#### Record excerpts ####

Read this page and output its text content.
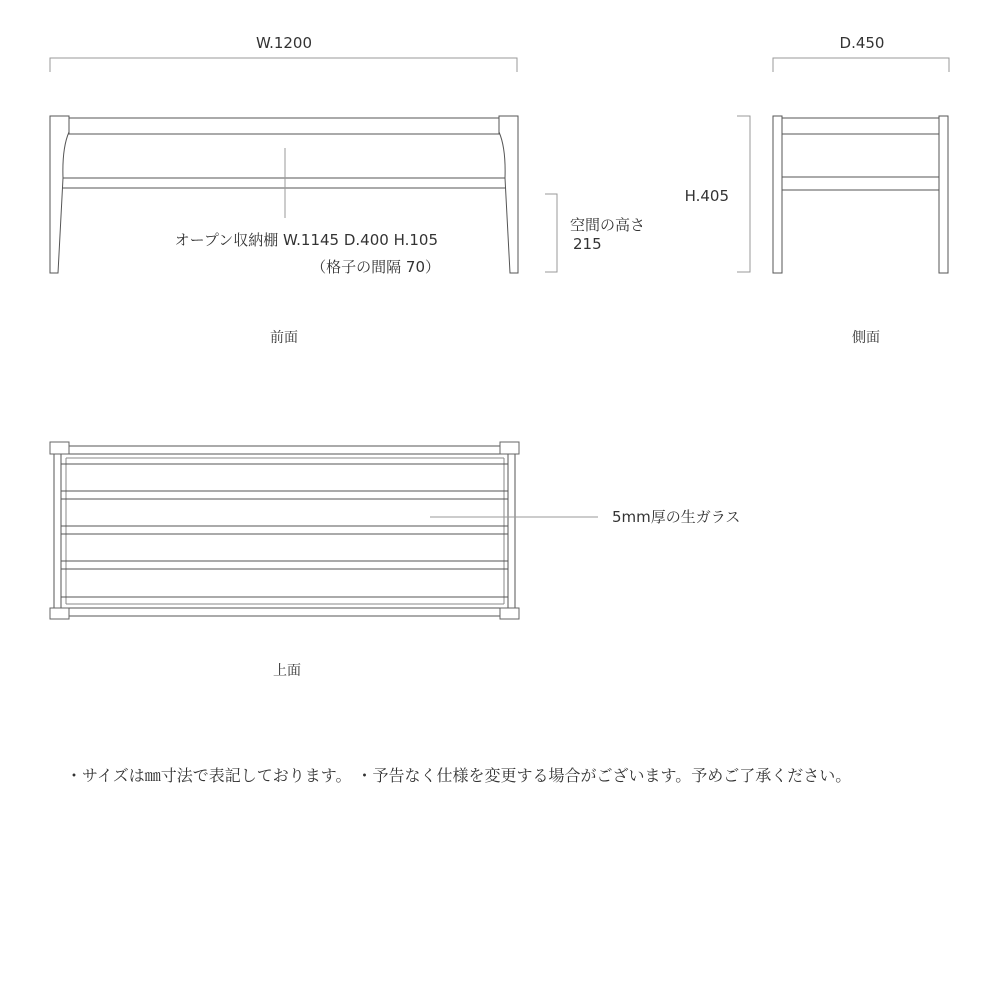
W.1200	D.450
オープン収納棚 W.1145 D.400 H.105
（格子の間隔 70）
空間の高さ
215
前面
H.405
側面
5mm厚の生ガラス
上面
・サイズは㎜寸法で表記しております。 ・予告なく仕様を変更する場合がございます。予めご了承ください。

####

Restate the whole listing above exactly, please, omitting every image.

Read this page and output its text content.
W.1200	D.450
オープン収納棚 W.1145 D.400 H.105
（格子の間隔 70）
空間の高さ
215
前面
H.405
側面
5mm厚の生ガラス
上面
・サイズは㎜寸法で表記しております。 ・予告なく仕様を変更する場合がございます。予めご了承ください。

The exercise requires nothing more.